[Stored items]
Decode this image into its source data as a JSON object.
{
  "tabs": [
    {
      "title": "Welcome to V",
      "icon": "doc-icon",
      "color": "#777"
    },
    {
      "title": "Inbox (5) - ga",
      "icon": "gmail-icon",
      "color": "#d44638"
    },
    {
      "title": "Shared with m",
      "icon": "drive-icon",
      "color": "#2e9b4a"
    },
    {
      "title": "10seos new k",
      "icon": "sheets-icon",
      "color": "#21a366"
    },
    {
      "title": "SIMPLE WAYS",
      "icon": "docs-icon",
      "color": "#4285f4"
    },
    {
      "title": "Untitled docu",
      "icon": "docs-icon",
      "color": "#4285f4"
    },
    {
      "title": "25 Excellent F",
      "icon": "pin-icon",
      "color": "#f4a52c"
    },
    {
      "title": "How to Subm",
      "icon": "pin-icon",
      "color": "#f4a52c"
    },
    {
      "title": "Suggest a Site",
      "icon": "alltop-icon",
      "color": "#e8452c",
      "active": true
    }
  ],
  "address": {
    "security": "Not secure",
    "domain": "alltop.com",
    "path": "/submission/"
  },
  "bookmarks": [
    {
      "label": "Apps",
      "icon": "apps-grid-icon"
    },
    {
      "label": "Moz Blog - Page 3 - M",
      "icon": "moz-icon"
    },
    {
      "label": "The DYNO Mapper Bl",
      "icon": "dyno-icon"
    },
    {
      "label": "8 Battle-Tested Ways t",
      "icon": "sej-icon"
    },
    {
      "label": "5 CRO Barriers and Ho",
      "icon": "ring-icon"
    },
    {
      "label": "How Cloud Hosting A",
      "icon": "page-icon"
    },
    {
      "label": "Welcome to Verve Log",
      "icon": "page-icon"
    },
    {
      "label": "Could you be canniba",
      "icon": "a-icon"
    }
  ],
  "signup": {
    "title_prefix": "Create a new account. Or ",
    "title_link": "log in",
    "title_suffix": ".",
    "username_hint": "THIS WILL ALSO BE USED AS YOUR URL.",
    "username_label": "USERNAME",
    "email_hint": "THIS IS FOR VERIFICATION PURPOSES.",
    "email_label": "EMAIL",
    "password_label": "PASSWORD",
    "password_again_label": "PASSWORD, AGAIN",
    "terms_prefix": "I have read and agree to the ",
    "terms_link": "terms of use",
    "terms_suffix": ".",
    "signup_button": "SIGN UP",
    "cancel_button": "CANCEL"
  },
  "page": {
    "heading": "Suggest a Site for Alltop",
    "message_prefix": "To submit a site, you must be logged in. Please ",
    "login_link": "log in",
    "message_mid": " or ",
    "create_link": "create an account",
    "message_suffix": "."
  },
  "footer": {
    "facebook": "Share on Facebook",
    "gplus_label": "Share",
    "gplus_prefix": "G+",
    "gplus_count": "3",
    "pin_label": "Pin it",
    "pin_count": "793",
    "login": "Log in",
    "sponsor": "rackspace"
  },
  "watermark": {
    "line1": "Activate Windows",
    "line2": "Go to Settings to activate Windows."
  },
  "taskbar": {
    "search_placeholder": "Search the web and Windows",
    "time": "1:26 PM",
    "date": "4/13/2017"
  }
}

* * *

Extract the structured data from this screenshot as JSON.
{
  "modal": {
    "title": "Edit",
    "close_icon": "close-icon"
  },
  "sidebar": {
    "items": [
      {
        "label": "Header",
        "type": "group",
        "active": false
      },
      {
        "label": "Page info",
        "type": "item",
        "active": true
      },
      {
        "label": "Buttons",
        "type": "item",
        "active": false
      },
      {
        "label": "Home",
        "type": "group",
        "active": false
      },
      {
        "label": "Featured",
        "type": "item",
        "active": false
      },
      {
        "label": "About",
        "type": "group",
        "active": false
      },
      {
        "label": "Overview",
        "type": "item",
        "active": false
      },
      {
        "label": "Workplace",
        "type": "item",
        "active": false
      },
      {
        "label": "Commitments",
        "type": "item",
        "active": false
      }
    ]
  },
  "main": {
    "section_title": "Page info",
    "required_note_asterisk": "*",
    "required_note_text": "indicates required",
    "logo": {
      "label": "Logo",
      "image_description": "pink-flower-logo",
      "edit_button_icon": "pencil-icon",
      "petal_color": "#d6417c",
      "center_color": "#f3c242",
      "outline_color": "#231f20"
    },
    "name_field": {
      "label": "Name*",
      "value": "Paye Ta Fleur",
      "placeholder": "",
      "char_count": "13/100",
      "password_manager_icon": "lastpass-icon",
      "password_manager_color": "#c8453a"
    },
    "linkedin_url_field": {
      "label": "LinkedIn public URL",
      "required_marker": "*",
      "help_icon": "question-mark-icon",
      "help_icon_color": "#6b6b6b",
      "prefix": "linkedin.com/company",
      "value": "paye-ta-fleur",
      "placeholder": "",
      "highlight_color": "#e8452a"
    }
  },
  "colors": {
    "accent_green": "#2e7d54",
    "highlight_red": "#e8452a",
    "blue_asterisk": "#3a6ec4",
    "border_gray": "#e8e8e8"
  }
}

Short task:
Scan the listing above and identify each line holding the string "value"; copy every such line.

Solved problem:
      "value": "Paye Ta Fleur",
      "value": "paye-ta-fleur",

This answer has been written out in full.